# Given task
Determine the number of lines holding the word "Second"; answer with that number only.

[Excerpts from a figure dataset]
[BEGIN]

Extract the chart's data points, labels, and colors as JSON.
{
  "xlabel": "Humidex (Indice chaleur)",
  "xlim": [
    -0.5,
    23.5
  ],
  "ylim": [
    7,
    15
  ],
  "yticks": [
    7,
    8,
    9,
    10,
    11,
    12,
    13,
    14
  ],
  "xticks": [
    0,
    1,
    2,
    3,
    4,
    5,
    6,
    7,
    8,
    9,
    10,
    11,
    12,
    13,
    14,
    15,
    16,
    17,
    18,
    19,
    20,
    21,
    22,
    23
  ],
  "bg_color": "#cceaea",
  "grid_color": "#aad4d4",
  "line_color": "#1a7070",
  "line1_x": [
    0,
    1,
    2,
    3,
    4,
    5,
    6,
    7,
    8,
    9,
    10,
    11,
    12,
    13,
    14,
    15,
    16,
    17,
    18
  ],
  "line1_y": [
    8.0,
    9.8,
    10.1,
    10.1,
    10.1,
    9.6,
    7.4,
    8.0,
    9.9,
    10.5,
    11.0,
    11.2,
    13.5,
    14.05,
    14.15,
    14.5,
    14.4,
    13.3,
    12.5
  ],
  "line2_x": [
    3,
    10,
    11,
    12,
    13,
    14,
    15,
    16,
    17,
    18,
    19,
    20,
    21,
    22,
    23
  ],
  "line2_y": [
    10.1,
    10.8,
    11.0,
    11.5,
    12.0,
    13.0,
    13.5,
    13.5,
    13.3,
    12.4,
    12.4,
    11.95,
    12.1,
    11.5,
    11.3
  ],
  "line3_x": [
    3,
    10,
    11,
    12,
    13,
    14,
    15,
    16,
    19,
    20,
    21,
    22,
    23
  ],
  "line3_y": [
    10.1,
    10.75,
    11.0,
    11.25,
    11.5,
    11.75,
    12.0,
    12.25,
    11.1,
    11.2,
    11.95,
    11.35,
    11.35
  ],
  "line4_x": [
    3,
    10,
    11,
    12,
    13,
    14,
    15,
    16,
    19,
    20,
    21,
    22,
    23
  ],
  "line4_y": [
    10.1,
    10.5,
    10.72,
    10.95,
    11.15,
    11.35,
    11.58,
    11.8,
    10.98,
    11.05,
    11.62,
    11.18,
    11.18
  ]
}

[END]
[BEGIN]

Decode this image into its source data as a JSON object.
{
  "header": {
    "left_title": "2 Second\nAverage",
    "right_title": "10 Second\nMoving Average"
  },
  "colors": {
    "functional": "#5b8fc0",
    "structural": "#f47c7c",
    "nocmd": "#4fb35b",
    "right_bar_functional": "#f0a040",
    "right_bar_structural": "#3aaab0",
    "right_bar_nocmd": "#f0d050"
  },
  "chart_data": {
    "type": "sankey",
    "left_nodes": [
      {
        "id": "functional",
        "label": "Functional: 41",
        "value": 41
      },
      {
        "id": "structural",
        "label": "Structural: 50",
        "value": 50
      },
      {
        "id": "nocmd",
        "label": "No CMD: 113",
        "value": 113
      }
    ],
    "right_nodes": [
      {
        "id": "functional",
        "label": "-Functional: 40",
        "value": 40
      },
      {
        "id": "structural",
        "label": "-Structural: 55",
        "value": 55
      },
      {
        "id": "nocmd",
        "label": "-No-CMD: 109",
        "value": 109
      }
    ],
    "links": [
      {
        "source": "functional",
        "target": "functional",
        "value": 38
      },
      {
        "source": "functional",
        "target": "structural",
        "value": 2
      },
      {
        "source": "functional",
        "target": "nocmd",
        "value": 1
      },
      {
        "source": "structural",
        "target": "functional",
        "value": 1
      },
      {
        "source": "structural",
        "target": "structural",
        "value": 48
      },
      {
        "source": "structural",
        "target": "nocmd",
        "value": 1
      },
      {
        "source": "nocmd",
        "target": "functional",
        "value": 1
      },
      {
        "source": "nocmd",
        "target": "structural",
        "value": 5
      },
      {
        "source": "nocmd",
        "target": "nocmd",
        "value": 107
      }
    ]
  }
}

[END]

# In response
2